GIVEN TASK: Look for the string "helper" in every line, and copy each line that has it.

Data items
Start

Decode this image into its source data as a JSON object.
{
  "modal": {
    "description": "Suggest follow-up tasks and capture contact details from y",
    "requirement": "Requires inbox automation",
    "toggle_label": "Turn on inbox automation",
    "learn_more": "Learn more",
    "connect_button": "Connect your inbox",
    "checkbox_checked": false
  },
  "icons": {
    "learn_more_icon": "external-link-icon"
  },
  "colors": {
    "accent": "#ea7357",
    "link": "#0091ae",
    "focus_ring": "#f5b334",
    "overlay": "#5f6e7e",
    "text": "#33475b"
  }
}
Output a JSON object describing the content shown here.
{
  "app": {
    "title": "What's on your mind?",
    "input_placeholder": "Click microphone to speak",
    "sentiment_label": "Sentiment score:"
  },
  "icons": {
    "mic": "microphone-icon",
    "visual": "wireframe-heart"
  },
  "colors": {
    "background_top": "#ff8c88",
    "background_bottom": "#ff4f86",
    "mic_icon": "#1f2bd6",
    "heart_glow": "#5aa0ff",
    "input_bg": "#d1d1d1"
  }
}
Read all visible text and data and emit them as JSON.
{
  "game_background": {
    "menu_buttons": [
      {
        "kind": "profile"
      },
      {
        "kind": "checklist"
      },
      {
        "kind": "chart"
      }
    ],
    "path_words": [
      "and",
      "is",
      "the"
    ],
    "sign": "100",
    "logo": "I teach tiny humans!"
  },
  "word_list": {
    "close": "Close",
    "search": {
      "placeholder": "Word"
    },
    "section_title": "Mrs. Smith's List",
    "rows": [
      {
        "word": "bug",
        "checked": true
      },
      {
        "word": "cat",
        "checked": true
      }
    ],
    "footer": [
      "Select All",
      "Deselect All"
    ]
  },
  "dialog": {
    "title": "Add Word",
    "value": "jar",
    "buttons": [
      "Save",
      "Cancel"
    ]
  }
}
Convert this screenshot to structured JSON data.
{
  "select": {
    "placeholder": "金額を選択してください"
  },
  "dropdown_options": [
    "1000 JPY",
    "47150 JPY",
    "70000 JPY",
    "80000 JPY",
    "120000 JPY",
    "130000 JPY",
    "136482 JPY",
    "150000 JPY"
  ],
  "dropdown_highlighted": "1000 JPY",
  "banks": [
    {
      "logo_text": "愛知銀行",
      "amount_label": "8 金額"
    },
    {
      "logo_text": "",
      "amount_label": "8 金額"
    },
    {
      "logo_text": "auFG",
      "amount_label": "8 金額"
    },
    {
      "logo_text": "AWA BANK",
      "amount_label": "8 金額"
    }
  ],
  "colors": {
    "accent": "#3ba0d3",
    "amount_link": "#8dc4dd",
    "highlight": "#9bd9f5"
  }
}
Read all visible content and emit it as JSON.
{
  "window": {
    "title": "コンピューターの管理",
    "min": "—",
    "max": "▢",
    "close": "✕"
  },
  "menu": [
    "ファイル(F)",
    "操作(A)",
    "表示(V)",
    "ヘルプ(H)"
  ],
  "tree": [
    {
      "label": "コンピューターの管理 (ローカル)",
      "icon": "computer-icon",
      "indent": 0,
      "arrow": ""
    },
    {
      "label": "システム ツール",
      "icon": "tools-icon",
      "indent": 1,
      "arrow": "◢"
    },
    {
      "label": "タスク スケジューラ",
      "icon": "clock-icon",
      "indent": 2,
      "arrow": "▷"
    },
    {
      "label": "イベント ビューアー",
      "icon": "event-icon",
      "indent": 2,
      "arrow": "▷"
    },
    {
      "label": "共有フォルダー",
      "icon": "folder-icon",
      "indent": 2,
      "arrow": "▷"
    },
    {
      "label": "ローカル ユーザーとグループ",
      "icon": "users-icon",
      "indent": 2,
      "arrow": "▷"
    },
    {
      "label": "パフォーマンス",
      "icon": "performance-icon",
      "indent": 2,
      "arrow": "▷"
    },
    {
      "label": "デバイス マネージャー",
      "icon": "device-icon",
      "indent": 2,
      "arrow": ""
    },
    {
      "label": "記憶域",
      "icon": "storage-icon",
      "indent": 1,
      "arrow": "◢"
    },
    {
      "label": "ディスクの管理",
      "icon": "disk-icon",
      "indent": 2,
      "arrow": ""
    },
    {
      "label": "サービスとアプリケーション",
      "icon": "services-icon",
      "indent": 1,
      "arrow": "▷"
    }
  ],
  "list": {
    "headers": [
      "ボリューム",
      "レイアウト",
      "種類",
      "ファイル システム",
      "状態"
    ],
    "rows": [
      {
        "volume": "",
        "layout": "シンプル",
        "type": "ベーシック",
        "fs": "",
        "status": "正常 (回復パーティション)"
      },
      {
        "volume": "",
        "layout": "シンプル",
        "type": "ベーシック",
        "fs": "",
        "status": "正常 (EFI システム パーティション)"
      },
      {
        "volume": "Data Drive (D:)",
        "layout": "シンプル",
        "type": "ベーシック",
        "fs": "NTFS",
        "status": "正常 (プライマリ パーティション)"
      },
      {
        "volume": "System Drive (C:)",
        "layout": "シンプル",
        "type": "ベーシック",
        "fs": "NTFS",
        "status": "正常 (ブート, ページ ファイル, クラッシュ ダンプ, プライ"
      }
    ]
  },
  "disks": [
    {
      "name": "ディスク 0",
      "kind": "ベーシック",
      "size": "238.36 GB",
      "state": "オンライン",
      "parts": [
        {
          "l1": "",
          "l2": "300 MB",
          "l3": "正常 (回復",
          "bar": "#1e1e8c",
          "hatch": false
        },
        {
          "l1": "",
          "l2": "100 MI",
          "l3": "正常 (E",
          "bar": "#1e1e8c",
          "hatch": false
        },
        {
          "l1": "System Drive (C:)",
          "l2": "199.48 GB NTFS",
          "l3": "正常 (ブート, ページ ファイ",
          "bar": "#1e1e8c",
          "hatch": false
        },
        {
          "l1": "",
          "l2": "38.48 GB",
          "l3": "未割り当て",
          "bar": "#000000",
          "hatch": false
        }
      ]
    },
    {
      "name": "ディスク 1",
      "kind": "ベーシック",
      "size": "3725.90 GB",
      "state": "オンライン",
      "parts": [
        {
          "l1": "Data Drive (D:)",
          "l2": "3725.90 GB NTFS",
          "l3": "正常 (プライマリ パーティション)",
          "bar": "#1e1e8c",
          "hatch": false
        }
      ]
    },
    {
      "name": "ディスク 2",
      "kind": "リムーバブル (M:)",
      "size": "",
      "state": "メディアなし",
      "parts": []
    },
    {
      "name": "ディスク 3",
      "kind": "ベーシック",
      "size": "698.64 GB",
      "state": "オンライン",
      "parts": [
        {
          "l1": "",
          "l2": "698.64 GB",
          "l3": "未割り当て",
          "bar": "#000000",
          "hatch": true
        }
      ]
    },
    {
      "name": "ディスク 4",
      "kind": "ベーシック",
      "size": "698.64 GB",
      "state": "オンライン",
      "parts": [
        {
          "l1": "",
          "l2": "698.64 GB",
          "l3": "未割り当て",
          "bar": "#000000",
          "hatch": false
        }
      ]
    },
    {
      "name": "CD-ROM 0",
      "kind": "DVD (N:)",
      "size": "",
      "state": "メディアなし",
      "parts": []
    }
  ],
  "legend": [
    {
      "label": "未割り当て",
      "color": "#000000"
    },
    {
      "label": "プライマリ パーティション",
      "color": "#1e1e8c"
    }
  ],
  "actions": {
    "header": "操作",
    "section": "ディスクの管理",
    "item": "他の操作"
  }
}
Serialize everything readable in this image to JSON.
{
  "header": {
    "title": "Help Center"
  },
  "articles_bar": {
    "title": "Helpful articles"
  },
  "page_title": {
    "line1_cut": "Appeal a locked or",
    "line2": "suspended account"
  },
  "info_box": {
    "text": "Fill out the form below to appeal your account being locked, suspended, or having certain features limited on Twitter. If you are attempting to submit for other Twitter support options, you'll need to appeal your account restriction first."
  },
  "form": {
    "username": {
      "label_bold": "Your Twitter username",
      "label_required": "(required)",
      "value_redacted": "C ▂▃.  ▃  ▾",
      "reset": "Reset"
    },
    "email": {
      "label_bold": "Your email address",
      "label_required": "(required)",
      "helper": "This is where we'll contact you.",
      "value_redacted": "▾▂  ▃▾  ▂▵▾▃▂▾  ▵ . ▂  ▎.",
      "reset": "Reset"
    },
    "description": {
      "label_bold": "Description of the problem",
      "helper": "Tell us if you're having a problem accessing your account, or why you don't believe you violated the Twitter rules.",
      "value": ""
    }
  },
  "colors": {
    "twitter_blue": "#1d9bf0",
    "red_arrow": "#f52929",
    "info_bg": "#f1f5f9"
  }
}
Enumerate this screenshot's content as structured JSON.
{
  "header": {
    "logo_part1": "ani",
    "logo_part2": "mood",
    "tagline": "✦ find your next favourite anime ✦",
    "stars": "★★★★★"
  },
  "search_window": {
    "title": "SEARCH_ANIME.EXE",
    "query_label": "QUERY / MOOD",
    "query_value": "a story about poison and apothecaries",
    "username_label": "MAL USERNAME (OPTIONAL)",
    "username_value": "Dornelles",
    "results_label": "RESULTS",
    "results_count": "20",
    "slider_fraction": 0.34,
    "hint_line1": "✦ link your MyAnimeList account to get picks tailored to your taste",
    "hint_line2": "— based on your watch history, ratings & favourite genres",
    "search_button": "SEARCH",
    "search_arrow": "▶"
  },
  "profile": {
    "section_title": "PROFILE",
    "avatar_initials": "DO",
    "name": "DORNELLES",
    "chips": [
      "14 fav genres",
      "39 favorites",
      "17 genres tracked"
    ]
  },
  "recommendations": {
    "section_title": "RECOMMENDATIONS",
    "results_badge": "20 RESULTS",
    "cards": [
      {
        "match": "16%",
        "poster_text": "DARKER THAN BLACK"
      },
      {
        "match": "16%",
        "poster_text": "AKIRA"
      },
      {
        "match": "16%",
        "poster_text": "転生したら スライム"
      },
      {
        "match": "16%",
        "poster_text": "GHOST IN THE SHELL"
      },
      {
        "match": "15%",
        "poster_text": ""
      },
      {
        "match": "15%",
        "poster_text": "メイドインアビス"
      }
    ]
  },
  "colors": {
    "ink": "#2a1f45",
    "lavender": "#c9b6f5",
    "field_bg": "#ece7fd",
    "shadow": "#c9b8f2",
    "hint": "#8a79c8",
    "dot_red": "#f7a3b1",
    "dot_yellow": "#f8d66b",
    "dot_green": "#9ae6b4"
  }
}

End

ANSWER FOR THE TASK:
      "helper": "This is where we'll contact you.",
      "helper": "Tell us if you're having a problem accessing your account, or why you don't believe you violated the Twitter rules.",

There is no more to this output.